### THE EXERCISE
Go through the entries below and print each one exactly, leaving out pictures.
>> start EXERCISE MATERIALS
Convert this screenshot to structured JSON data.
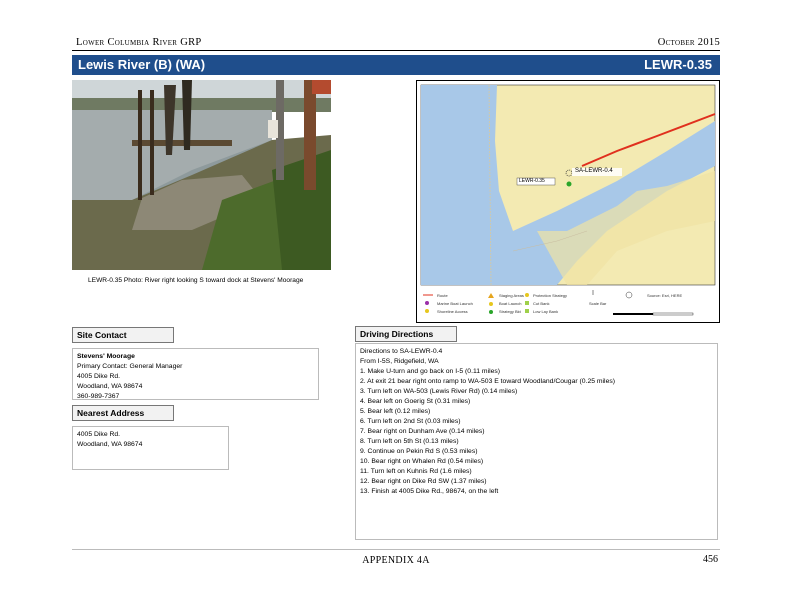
{
  "header": {
    "left": "Lower Columbia River GRP",
    "right": "October 2015"
  },
  "title": {
    "left": "Lewis River (B) (WA)",
    "right": "LEWR-0.35"
  },
  "photo_caption": "LEWR-0.35  Photo: River right looking S toward dock at Stevens' Moorage",
  "map": {
    "site_label": "LEWR-0.35",
    "staging_label": "SA-LEWR-0.4",
    "legend": [
      "Route",
      "Marine Boat Launch",
      "Shoreline Access",
      "Staging Areas",
      "Boat Launch",
      "Strategy Bkt",
      "Protection Strategy",
      "Cut Bank",
      "Low Lay Bank",
      "Scale Bar",
      "Source: Esri, HERE"
    ],
    "colors": {
      "water": "#a8c8e8",
      "land": "#f3eab2",
      "route": "#e0301e"
    }
  },
  "site_contact": {
    "heading": "Site Contact",
    "lines": [
      "Stevens' Moorage",
      "Primary Contact: General Manager",
      "4005 Dike Rd.",
      "Woodland, WA 98674",
      "360-989-7367"
    ]
  },
  "nearest_address": {
    "heading": "Nearest Address",
    "lines": [
      "4005 Dike Rd.",
      "Woodland, WA  98674"
    ]
  },
  "driving_directions": {
    "heading": "Driving Directions",
    "lines": [
      "Directions to SA-LEWR-0.4",
      "From I-5S, Ridgefield, WA",
      "1. Make U-turn and go back on I-5 (0.11 miles)",
      "2. At exit 21 bear right onto ramp to WA-503 E toward Woodland/Cougar (0.25 miles)",
      "3. Turn left on WA-503 (Lewis River Rd)  (0.14 miles)",
      "4. Bear left on Goerig St (0.31 miles)",
      "5. Bear left (0.12 miles)",
      "6. Turn left on 2nd St (0.03 miles)",
      "7. Bear right on Dunham Ave  (0.14 miles)",
      "8. Turn left on 5th St (0.13 miles)",
      "9. Continue on Pekin Rd S (0.53 miles)",
      "10. Bear right on Whalen Rd  (0.54 miles)",
      "11. Turn left on Kuhnis Rd  (1.6 miles)",
      "12. Bear right on Dike Rd SW (1.37 miles)",
      "13. Finish at 4005 Dike Rd., 98674, on the left"
    ]
  },
  "footer": {
    "center": "APPENDIX 4A",
    "page": "456"
  }
}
>> end EXERCISE MATERIALS
### THE RESULT
Convert this screenshot to structured JSON data.
{
  "header": {
    "left": "Lower Columbia River GRP",
    "right": "October 2015"
  },
  "title": {
    "left": "Lewis River (B) (WA)",
    "right": "LEWR-0.35"
  },
  "photo_caption": "LEWR-0.35  Photo: River right looking S toward dock at Stevens' Moorage",
  "map": {
    "site_label": "LEWR-0.35",
    "staging_label": "SA-LEWR-0.4",
    "legend": [
      "Route",
      "Marine Boat Launch",
      "Shoreline Access",
      "Staging Areas",
      "Boat Launch",
      "Strategy Bkt",
      "Protection Strategy",
      "Cut Bank",
      "Low Lay Bank",
      "Scale Bar",
      "Source: Esri, HERE"
    ],
    "colors": {
      "water": "#a8c8e8",
      "land": "#f3eab2",
      "route": "#e0301e"
    }
  },
  "site_contact": {
    "heading": "Site Contact",
    "lines": [
      "Stevens' Moorage",
      "Primary Contact: General Manager",
      "4005 Dike Rd.",
      "Woodland, WA 98674",
      "360-989-7367"
    ]
  },
  "nearest_address": {
    "heading": "Nearest Address",
    "lines": [
      "4005 Dike Rd.",
      "Woodland, WA  98674"
    ]
  },
  "driving_directions": {
    "heading": "Driving Directions",
    "lines": [
      "Directions to SA-LEWR-0.4",
      "From I-5S, Ridgefield, WA",
      "1. Make U-turn and go back on I-5 (0.11 miles)",
      "2. At exit 21 bear right onto ramp to WA-503 E toward Woodland/Cougar (0.25 miles)",
      "3. Turn left on WA-503 (Lewis River Rd)  (0.14 miles)",
      "4. Bear left on Goerig St (0.31 miles)",
      "5. Bear left (0.12 miles)",
      "6. Turn left on 2nd St (0.03 miles)",
      "7. Bear right on Dunham Ave  (0.14 miles)",
      "8. Turn left on 5th St (0.13 miles)",
      "9. Continue on Pekin Rd S (0.53 miles)",
      "10. Bear right on Whalen Rd  (0.54 miles)",
      "11. Turn left on Kuhnis Rd  (1.6 miles)",
      "12. Bear right on Dike Rd SW (1.37 miles)",
      "13. Finish at 4005 Dike Rd., 98674, on the left"
    ]
  },
  "footer": {
    "center": "APPENDIX 4A",
    "page": "456"
  }
}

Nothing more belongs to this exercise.